THE TASK → Take every line where the string "label" appears and copy it.

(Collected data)
— begin —

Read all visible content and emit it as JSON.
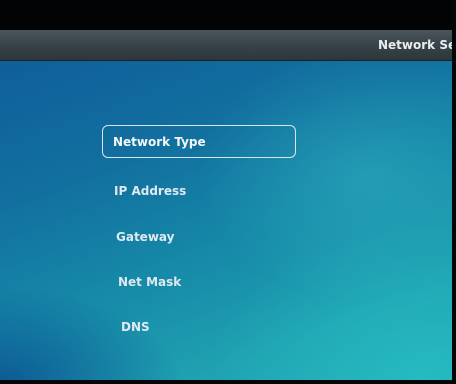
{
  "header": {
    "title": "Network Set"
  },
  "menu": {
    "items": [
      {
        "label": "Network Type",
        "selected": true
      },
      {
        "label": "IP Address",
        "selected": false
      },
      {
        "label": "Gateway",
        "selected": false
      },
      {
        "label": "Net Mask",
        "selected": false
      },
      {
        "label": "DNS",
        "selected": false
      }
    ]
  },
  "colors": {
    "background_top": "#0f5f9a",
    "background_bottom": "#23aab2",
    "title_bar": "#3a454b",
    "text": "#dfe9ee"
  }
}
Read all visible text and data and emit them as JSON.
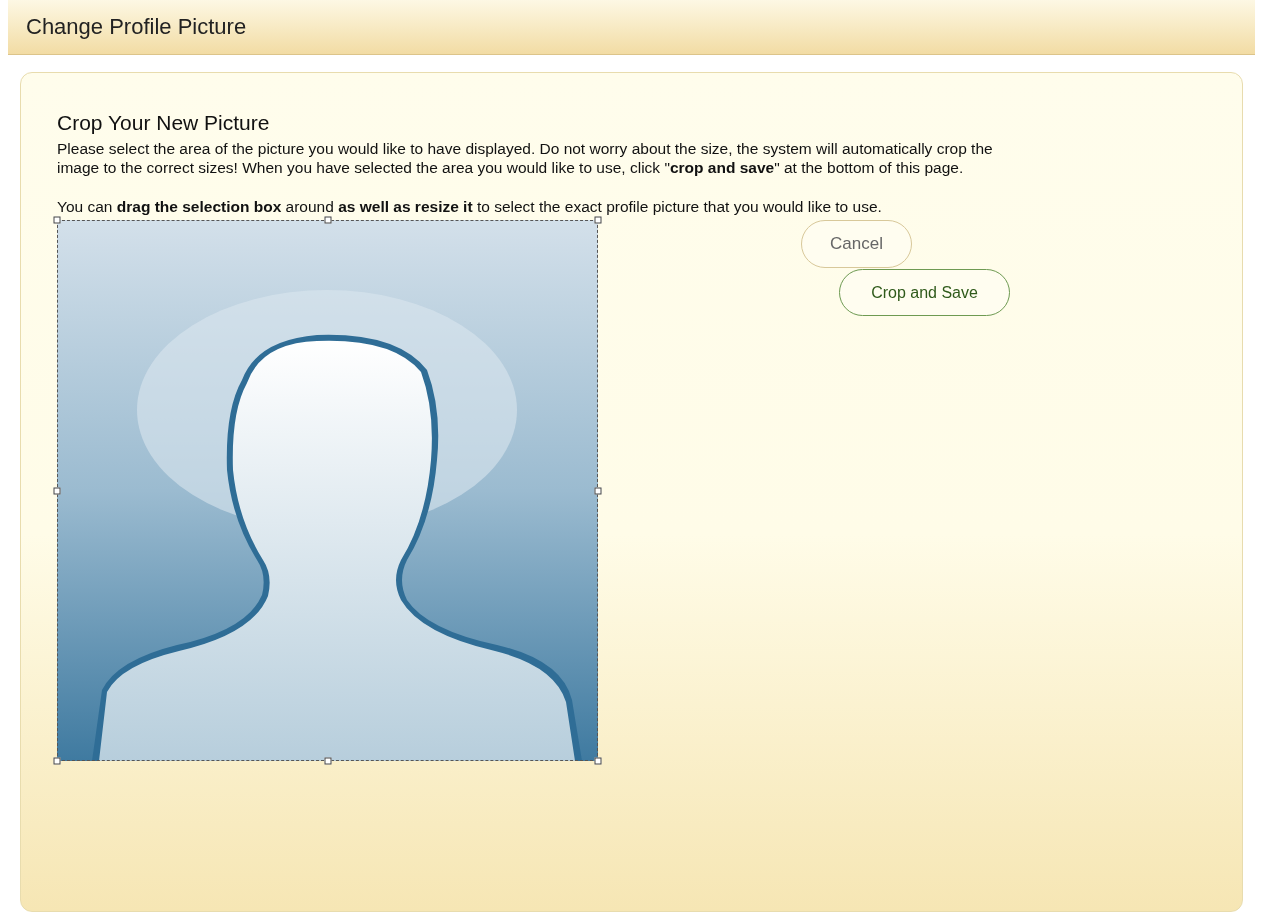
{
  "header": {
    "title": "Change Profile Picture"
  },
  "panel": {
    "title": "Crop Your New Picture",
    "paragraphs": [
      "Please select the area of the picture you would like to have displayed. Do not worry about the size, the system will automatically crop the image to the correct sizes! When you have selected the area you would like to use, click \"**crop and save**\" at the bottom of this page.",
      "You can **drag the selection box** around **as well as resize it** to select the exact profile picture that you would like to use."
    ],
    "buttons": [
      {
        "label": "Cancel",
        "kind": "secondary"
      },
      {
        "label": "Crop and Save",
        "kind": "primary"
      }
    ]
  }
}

— end —

REPLY →
        "label": "Network Type",
        "label": "IP Address",
        "label": "Gateway",
        "label": "Net Mask",
        "label": "DNS",
        "label": "Cancel",
        "label": "Crop and Save",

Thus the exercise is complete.